### [PROMPT]
Gather the lines below that include the string "name", copying each in full.
• • • •
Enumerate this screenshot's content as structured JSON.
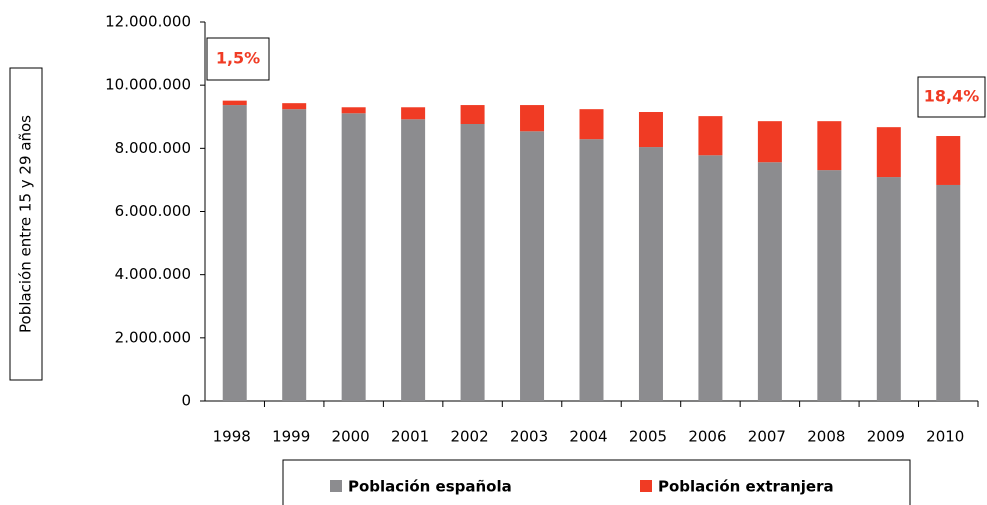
{
  "chart_data": {
    "type": "stacked_bar",
    "y_label": "Población entre 15 y 29 años",
    "categories": [
      "1998",
      "1999",
      "2000",
      "2001",
      "2002",
      "2003",
      "2004",
      "2005",
      "2006",
      "2007",
      "2008",
      "2009",
      "2010"
    ],
    "series": [
      {
        "name": "Población española",
        "color": "#8c8c8f",
        "values": [
          9370000,
          9240000,
          9110000,
          8920000,
          8770000,
          8540000,
          8290000,
          8040000,
          7780000,
          7560000,
          7310000,
          7090000,
          6840000
        ]
      },
      {
        "name": "Población extranjera",
        "color": "#f03b24",
        "values": [
          140000,
          190000,
          190000,
          380000,
          600000,
          830000,
          950000,
          1110000,
          1240000,
          1300000,
          1550000,
          1580000,
          1550000
        ]
      }
    ],
    "ylim": [
      0,
      12000000
    ],
    "yticks": [
      0,
      {
        "value": 2000000,
        "label": "2.000.000"
      },
      {
        "value": 4000000,
        "label": "4.000.000"
      },
      {
        "value": 6000000,
        "label": "6.000.000"
      },
      {
        "value": 8000000,
        "label": "8.000.000"
      },
      {
        "value": 10000000,
        "label": "10.000.000"
      },
      {
        "value": 12000000,
        "label": "12.000.000"
      }
    ],
    "annotations": [
      {
        "text": "1,5%"
      },
      {
        "text": "18,4%"
      }
    ],
    "legend": "bottom"
  }
}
• • • •
### [TASK RESPONSE]
        "name": "Población española",
        "name": "Población extranjera",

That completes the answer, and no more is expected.